(EXERCISE DESCRIPTION): Write out each record again exactly as it stands.

━━━━━ PROVIDED ENTRIES

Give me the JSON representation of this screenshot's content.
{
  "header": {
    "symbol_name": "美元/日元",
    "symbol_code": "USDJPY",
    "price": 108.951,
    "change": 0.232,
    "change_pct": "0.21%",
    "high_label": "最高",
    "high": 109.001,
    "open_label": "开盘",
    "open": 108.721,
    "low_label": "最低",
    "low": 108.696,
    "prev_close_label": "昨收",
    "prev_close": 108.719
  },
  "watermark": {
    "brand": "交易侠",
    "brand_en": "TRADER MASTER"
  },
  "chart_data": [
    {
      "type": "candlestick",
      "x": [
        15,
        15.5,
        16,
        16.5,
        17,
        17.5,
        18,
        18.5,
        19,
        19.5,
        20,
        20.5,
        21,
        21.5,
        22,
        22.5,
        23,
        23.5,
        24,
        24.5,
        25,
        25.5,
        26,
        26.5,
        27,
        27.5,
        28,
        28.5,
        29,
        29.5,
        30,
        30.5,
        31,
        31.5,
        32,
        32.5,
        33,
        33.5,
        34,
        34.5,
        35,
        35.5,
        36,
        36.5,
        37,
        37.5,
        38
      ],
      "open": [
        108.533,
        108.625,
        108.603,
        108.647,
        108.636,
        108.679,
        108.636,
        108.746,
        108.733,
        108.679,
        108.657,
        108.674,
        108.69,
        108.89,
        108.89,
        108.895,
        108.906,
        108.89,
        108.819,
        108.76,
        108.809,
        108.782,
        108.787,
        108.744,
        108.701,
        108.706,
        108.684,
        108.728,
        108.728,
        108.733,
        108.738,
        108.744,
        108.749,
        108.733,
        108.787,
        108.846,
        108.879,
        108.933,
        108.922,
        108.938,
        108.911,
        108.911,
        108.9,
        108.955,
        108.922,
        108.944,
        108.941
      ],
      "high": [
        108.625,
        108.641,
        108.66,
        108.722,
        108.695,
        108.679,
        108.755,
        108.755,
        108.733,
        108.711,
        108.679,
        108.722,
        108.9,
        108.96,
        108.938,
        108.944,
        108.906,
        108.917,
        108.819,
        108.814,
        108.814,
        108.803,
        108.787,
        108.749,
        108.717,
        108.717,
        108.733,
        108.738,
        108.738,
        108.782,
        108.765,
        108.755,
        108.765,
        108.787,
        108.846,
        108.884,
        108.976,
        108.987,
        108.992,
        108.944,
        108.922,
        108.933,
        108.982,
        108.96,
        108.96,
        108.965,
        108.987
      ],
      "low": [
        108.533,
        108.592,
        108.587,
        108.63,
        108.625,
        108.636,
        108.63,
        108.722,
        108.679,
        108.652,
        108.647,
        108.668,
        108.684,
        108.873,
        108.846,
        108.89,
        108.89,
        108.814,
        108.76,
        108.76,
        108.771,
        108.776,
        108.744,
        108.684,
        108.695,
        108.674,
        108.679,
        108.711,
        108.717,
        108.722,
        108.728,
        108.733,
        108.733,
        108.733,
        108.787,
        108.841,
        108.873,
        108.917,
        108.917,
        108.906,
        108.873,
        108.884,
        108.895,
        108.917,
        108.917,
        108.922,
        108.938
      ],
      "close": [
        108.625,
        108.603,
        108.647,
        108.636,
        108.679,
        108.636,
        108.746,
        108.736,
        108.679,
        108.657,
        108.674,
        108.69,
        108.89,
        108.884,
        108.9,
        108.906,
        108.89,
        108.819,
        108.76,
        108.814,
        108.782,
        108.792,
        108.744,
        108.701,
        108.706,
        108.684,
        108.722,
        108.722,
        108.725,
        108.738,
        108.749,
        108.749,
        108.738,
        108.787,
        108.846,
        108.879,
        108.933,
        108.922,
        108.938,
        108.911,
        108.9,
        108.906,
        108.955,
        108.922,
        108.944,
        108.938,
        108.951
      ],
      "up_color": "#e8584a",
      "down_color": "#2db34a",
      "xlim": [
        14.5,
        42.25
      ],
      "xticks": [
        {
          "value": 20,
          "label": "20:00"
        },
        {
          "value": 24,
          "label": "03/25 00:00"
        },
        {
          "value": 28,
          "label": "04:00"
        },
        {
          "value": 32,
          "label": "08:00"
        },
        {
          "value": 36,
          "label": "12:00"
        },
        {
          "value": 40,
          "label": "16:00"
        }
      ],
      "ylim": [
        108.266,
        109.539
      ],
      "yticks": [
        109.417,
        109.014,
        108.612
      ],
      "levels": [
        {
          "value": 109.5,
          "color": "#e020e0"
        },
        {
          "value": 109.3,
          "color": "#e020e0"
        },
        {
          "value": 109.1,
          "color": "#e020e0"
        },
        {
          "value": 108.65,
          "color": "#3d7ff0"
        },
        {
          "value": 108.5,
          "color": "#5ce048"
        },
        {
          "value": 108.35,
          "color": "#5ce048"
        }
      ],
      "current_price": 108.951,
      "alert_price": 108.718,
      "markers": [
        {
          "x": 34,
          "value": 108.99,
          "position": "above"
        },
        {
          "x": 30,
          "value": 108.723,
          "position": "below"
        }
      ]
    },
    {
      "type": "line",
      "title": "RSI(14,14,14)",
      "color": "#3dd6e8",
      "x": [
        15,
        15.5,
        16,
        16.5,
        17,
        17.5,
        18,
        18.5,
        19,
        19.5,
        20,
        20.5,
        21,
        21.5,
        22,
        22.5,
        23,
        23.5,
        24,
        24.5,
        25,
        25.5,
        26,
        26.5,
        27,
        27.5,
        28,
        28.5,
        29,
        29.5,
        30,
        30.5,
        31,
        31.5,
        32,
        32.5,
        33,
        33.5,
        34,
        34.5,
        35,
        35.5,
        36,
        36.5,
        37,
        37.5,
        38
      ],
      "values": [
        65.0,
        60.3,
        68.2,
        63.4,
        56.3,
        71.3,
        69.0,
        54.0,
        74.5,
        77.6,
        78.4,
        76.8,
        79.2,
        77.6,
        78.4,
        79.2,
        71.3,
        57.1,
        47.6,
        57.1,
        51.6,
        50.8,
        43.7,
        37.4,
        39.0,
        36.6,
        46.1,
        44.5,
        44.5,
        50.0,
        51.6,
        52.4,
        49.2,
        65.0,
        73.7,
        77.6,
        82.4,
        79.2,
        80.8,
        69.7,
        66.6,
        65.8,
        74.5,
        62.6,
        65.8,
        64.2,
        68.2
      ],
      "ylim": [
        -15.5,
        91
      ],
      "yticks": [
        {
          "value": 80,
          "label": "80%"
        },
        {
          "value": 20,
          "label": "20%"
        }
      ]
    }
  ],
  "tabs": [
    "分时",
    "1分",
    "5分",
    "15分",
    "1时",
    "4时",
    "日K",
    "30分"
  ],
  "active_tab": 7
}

━━━━━━━━━━

(ANSWER TO THIS TASK):
Give me the JSON representation of this screenshot's content.
{
  "header": {
    "symbol_name": "美元/日元",
    "symbol_code": "USDJPY",
    "price": 108.951,
    "change": 0.232,
    "change_pct": "0.21%",
    "high_label": "最高",
    "high": 109.001,
    "open_label": "开盘",
    "open": 108.721,
    "low_label": "最低",
    "low": 108.696,
    "prev_close_label": "昨收",
    "prev_close": 108.719
  },
  "watermark": {
    "brand": "交易侠",
    "brand_en": "TRADER MASTER"
  },
  "chart_data": [
    {
      "type": "candlestick",
      "x": [
        15,
        15.5,
        16,
        16.5,
        17,
        17.5,
        18,
        18.5,
        19,
        19.5,
        20,
        20.5,
        21,
        21.5,
        22,
        22.5,
        23,
        23.5,
        24,
        24.5,
        25,
        25.5,
        26,
        26.5,
        27,
        27.5,
        28,
        28.5,
        29,
        29.5,
        30,
        30.5,
        31,
        31.5,
        32,
        32.5,
        33,
        33.5,
        34,
        34.5,
        35,
        35.5,
        36,
        36.5,
        37,
        37.5,
        38
      ],
      "open": [
        108.533,
        108.625,
        108.603,
        108.647,
        108.636,
        108.679,
        108.636,
        108.746,
        108.733,
        108.679,
        108.657,
        108.674,
        108.69,
        108.89,
        108.89,
        108.895,
        108.906,
        108.89,
        108.819,
        108.76,
        108.809,
        108.782,
        108.787,
        108.744,
        108.701,
        108.706,
        108.684,
        108.728,
        108.728,
        108.733,
        108.738,
        108.744,
        108.749,
        108.733,
        108.787,
        108.846,
        108.879,
        108.933,
        108.922,
        108.938,
        108.911,
        108.911,
        108.9,
        108.955,
        108.922,
        108.944,
        108.941
      ],
      "high": [
        108.625,
        108.641,
        108.66,
        108.722,
        108.695,
        108.679,
        108.755,
        108.755,
        108.733,
        108.711,
        108.679,
        108.722,
        108.9,
        108.96,
        108.938,
        108.944,
        108.906,
        108.917,
        108.819,
        108.814,
        108.814,
        108.803,
        108.787,
        108.749,
        108.717,
        108.717,
        108.733,
        108.738,
        108.738,
        108.782,
        108.765,
        108.755,
        108.765,
        108.787,
        108.846,
        108.884,
        108.976,
        108.987,
        108.992,
        108.944,
        108.922,
        108.933,
        108.982,
        108.96,
        108.96,
        108.965,
        108.987
      ],
      "low": [
        108.533,
        108.592,
        108.587,
        108.63,
        108.625,
        108.636,
        108.63,
        108.722,
        108.679,
        108.652,
        108.647,
        108.668,
        108.684,
        108.873,
        108.846,
        108.89,
        108.89,
        108.814,
        108.76,
        108.76,
        108.771,
        108.776,
        108.744,
        108.684,
        108.695,
        108.674,
        108.679,
        108.711,
        108.717,
        108.722,
        108.728,
        108.733,
        108.733,
        108.733,
        108.787,
        108.841,
        108.873,
        108.917,
        108.917,
        108.906,
        108.873,
        108.884,
        108.895,
        108.917,
        108.917,
        108.922,
        108.938
      ],
      "close": [
        108.625,
        108.603,
        108.647,
        108.636,
        108.679,
        108.636,
        108.746,
        108.736,
        108.679,
        108.657,
        108.674,
        108.69,
        108.89,
        108.884,
        108.9,
        108.906,
        108.89,
        108.819,
        108.76,
        108.814,
        108.782,
        108.792,
        108.744,
        108.701,
        108.706,
        108.684,
        108.722,
        108.722,
        108.725,
        108.738,
        108.749,
        108.749,
        108.738,
        108.787,
        108.846,
        108.879,
        108.933,
        108.922,
        108.938,
        108.911,
        108.9,
        108.906,
        108.955,
        108.922,
        108.944,
        108.938,
        108.951
      ],
      "up_color": "#e8584a",
      "down_color": "#2db34a",
      "xlim": [
        14.5,
        42.25
      ],
      "xticks": [
        {
          "value": 20,
          "label": "20:00"
        },
        {
          "value": 24,
          "label": "03/25 00:00"
        },
        {
          "value": 28,
          "label": "04:00"
        },
        {
          "value": 32,
          "label": "08:00"
        },
        {
          "value": 36,
          "label": "12:00"
        },
        {
          "value": 40,
          "label": "16:00"
        }
      ],
      "ylim": [
        108.266,
        109.539
      ],
      "yticks": [
        109.417,
        109.014,
        108.612
      ],
      "levels": [
        {
          "value": 109.5,
          "color": "#e020e0"
        },
        {
          "value": 109.3,
          "color": "#e020e0"
        },
        {
          "value": 109.1,
          "color": "#e020e0"
        },
        {
          "value": 108.65,
          "color": "#3d7ff0"
        },
        {
          "value": 108.5,
          "color": "#5ce048"
        },
        {
          "value": 108.35,
          "color": "#5ce048"
        }
      ],
      "current_price": 108.951,
      "alert_price": 108.718,
      "markers": [
        {
          "x": 34,
          "value": 108.99,
          "position": "above"
        },
        {
          "x": 30,
          "value": 108.723,
          "position": "below"
        }
      ]
    },
    {
      "type": "line",
      "title": "RSI(14,14,14)",
      "color": "#3dd6e8",
      "x": [
        15,
        15.5,
        16,
        16.5,
        17,
        17.5,
        18,
        18.5,
        19,
        19.5,
        20,
        20.5,
        21,
        21.5,
        22,
        22.5,
        23,
        23.5,
        24,
        24.5,
        25,
        25.5,
        26,
        26.5,
        27,
        27.5,
        28,
        28.5,
        29,
        29.5,
        30,
        30.5,
        31,
        31.5,
        32,
        32.5,
        33,
        33.5,
        34,
        34.5,
        35,
        35.5,
        36,
        36.5,
        37,
        37.5,
        38
      ],
      "values": [
        65.0,
        60.3,
        68.2,
        63.4,
        56.3,
        71.3,
        69.0,
        54.0,
        74.5,
        77.6,
        78.4,
        76.8,
        79.2,
        77.6,
        78.4,
        79.2,
        71.3,
        57.1,
        47.6,
        57.1,
        51.6,
        50.8,
        43.7,
        37.4,
        39.0,
        36.6,
        46.1,
        44.5,
        44.5,
        50.0,
        51.6,
        52.4,
        49.2,
        65.0,
        73.7,
        77.6,
        82.4,
        79.2,
        80.8,
        69.7,
        66.6,
        65.8,
        74.5,
        62.6,
        65.8,
        64.2,
        68.2
      ],
      "ylim": [
        -15.5,
        91
      ],
      "yticks": [
        {
          "value": 80,
          "label": "80%"
        },
        {
          "value": 20,
          "label": "20%"
        }
      ]
    }
  ],
  "tabs": [
    "分时",
    "1分",
    "5分",
    "15分",
    "1时",
    "4时",
    "日K",
    "30分"
  ],
  "active_tab": 7
}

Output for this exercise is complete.